Part of a data file
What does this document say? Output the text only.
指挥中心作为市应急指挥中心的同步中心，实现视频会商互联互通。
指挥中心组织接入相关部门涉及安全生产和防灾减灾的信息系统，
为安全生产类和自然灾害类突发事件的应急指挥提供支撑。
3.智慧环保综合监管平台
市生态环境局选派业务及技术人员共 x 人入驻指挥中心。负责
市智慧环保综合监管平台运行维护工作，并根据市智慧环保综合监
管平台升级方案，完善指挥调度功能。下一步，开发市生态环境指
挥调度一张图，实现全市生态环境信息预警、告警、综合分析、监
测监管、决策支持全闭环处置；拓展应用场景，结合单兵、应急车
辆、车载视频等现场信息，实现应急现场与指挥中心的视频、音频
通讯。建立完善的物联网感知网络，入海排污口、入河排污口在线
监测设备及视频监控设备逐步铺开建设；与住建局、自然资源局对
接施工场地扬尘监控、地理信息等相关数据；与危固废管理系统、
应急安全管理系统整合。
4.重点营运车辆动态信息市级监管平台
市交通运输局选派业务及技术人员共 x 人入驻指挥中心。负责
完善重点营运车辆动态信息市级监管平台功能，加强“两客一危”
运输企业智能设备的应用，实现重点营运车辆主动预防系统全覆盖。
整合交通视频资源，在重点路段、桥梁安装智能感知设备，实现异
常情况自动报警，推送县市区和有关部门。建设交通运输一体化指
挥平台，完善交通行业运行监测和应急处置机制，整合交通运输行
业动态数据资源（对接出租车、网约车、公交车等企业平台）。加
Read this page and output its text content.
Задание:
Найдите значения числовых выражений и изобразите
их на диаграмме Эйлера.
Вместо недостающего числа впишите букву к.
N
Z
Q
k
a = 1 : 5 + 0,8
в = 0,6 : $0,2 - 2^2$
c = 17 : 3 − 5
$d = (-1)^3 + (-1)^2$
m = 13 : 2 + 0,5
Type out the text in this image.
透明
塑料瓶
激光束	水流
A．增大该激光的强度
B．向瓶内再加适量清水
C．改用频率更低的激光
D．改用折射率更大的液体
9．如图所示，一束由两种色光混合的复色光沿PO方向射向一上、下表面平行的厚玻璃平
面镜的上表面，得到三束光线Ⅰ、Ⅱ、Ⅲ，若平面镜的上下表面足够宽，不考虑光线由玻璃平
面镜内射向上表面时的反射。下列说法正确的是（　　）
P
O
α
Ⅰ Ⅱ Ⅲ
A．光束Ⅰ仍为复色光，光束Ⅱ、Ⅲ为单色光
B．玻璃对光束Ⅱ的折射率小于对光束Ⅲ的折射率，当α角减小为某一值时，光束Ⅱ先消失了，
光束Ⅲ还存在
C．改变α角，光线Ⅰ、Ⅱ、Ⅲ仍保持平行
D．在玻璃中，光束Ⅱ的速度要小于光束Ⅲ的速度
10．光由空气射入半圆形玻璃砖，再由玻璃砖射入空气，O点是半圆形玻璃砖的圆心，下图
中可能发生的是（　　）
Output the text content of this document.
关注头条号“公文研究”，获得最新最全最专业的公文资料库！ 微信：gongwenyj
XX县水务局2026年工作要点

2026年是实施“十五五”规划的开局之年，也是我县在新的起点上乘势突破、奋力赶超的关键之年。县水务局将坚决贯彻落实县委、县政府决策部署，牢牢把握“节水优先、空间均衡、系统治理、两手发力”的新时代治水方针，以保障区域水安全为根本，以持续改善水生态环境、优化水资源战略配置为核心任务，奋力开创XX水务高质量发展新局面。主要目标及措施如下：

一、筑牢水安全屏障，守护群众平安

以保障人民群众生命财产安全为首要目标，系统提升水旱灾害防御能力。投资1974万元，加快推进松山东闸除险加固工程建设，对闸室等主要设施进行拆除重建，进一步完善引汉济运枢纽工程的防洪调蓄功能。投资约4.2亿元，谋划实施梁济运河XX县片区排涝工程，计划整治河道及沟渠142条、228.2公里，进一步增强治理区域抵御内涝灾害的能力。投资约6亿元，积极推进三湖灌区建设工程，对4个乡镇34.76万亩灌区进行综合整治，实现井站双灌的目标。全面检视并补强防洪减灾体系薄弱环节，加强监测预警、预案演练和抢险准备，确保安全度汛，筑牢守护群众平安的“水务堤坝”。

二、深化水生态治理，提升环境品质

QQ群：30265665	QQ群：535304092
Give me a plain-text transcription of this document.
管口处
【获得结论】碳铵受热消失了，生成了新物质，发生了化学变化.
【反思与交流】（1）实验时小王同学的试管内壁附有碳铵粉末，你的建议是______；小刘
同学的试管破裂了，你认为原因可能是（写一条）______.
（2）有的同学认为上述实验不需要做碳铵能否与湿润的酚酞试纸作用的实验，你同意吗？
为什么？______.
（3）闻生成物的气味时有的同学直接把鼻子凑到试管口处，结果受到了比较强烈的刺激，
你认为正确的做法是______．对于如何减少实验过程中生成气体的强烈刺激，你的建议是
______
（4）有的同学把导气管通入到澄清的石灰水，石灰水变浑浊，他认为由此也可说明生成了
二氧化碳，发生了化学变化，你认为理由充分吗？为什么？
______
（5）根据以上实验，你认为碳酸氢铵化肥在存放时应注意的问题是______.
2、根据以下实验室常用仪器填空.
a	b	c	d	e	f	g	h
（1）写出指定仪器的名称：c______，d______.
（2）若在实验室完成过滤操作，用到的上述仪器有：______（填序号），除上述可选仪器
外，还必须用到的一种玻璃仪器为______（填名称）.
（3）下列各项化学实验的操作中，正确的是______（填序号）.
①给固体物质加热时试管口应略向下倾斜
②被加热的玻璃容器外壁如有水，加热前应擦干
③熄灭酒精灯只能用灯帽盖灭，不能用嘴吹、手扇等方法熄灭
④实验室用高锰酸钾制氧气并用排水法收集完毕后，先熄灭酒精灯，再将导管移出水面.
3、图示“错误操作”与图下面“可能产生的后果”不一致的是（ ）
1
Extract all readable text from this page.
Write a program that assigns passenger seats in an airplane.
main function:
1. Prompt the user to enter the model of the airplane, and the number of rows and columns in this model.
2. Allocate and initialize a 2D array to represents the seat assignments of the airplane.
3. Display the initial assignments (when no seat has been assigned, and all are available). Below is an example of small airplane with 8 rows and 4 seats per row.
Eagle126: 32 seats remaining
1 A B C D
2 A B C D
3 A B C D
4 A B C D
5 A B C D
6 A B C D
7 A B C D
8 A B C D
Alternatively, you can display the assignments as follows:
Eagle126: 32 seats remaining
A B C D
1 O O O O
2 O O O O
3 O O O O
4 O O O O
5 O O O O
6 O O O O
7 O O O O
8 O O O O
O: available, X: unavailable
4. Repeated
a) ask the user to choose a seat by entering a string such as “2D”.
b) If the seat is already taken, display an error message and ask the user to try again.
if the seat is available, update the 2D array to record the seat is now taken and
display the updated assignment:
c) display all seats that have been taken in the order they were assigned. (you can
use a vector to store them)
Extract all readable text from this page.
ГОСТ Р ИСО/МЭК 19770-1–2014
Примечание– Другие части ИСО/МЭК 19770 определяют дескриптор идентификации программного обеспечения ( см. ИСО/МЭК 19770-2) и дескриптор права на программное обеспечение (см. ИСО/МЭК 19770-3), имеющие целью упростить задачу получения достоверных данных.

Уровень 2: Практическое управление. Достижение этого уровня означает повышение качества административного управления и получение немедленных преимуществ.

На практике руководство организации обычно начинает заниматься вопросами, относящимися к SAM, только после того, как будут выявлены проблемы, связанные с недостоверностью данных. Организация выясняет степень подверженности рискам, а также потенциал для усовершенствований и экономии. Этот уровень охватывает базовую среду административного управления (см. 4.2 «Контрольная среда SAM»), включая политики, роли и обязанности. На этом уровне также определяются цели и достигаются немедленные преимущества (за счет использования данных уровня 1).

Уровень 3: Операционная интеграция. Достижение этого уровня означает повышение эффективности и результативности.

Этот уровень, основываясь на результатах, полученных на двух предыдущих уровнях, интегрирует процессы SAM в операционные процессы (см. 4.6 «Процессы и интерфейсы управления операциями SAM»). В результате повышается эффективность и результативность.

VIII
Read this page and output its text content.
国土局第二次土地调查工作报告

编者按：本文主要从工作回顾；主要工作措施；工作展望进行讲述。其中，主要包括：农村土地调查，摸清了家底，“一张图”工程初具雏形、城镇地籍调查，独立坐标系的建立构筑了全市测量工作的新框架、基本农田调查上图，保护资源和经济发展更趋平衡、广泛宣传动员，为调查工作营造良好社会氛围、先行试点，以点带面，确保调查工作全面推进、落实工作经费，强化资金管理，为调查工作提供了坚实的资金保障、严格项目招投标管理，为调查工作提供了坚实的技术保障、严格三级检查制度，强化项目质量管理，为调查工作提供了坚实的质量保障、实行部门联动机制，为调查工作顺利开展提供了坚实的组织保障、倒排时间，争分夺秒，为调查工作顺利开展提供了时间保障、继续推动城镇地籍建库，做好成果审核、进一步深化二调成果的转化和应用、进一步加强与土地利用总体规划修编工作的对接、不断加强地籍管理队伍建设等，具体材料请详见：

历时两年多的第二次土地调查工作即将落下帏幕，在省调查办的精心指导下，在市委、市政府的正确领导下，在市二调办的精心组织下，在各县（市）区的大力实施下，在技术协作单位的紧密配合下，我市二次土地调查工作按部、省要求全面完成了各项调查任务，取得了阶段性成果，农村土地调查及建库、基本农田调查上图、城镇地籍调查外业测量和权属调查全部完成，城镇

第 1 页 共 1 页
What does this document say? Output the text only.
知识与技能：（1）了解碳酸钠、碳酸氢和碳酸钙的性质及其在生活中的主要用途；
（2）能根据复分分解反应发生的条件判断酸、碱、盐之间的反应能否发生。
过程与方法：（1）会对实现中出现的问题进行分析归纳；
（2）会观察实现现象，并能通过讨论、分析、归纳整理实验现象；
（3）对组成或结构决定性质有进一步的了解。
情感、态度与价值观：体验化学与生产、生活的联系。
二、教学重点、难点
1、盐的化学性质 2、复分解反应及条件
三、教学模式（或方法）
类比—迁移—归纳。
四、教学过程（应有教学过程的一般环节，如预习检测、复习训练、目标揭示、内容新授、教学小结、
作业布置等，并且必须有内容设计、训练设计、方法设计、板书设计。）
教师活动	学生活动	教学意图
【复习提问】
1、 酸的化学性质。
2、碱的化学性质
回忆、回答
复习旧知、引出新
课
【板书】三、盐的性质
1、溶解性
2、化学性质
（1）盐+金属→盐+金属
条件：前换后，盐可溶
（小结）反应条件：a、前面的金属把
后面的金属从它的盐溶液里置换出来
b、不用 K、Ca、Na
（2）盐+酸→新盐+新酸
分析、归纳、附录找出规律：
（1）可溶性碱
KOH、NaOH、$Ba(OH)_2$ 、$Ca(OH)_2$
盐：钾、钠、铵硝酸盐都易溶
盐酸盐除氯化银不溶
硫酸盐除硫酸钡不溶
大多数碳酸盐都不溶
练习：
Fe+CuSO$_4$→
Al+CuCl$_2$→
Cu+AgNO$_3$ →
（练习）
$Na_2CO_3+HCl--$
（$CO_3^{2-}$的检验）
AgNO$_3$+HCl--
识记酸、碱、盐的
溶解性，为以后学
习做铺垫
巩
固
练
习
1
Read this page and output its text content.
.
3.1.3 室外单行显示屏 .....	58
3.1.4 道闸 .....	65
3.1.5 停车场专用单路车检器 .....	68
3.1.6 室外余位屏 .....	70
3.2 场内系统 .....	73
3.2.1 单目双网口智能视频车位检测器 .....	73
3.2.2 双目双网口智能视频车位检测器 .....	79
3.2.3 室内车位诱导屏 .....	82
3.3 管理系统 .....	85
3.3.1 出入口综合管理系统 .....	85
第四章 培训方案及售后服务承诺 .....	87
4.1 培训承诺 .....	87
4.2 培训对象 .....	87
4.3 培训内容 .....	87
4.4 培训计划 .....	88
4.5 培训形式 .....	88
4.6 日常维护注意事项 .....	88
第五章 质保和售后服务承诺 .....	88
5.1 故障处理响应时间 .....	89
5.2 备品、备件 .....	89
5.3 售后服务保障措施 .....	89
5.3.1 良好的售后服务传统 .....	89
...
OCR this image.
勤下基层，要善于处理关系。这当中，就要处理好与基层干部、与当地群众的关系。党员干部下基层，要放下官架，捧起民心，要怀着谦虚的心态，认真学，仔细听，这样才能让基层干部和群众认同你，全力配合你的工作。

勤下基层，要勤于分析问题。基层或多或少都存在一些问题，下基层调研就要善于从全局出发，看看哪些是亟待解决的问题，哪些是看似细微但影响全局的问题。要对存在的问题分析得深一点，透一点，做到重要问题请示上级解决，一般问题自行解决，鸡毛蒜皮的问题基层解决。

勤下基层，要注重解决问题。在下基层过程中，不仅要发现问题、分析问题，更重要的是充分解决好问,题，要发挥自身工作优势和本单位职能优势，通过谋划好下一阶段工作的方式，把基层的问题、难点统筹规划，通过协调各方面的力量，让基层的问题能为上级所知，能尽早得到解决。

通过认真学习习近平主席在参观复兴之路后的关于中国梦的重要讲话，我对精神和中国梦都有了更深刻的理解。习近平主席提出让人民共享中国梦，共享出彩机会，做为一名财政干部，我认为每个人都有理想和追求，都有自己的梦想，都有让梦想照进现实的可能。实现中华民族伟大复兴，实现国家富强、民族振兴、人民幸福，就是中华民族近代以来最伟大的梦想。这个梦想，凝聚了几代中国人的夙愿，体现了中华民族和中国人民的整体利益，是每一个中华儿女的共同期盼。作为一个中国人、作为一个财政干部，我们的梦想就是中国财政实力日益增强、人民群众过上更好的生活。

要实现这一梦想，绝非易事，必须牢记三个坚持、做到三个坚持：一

PROBLEM
Filter the records above for lines containing the word "rows", and copy those lines.

TASK RESULT
1. Prompt the user to enter the model of the airplane, and the number of rows and columns in this model.
3. Display the initial assignments (when no seat has been assigned, and all are available). Below is an example of small airplane with 8 rows and 4 seats per row.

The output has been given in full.